*Istruzioni del compito:*
Rispondi alle seguenti domande sul testo riguardante l'arresto di Karadzic, riportato più sotto:
(a) In quale data viene arrestato Radovan Karadzic?
(b) In quale città viene intercettato il ricercato?
(c) Chi ha definito "muro di gomma" l'atteggiamento di Kostunica?

*Testo di lettura:*
Passano nemmeno tre mesi e la Serbia ripaga l’Unione Europea della fiducia concessagli effettuando l’arresto, il 30 luglio 2008, del numero due sulla lista dei ricercati per i crimini commessi nella ex Jugoslavia, l’ex leader dei serbi di Bosnia Radovan Karadzic, la cui imputazione risale addirittura al 1996.
Il fatto che Tadic sia stato in grado di effettuare l’arresto di Karadzic in pochi mesi, mentre al suo predecessore Kostunica non erano stato sufficienti 8 anni dimostra, se ve ne fosse bisogno, l’attendibilità della tesi secondo cui Kostunica avrebbe potuto arrestare Karadzic e sapeva perfettamente dove questi si nascondeva (ed infatti il ricercato viene intercettato a Belgrado, e non in un posto sconosciuto e inaccessibile) ed invece aveva preferito persistere in quell’atteggiamento ostruzionistico e non collaborativo, definito “muro di gomma“ dal Procuratore generale Del Ponte .

*Materiale mostrato:*
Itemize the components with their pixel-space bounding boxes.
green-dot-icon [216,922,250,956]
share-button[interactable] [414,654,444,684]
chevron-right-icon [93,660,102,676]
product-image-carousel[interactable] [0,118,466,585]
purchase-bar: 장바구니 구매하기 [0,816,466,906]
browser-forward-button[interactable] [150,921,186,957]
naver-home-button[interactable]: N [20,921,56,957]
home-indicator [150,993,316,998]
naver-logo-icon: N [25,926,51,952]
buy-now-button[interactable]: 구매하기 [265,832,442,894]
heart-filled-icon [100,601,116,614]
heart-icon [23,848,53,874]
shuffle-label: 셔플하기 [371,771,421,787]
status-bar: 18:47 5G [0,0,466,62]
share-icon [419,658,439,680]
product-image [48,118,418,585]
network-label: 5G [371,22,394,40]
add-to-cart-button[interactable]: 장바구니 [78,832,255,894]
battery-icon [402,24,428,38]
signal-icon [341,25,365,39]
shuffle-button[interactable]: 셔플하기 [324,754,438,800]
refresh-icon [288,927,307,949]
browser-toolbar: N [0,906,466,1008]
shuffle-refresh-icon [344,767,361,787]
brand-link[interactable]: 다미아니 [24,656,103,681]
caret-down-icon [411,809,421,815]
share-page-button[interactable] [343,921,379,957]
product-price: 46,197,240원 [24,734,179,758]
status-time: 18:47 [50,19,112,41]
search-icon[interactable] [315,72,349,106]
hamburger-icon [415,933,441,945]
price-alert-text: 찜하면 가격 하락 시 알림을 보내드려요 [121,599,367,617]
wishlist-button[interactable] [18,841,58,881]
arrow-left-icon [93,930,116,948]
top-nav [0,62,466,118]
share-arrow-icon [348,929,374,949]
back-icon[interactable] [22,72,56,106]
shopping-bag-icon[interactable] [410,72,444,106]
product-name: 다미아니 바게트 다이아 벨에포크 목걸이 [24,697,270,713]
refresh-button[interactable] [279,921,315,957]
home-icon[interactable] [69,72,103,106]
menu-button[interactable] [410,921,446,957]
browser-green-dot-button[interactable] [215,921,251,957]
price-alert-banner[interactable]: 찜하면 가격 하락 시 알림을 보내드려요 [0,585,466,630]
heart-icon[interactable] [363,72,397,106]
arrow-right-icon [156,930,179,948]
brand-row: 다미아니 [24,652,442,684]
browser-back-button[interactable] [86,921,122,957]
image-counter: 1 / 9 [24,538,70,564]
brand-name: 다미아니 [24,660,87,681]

*Risposta scritta:*
(a) Radovan Karadzic viene arrestato il 30 luglio 2008.
(b) Il ricercato viene intercettato a Belgrado.
(c) L'atteggiamento di Kostunica è stato definito "muro di gomma" dal Procuratore generale Del Ponte.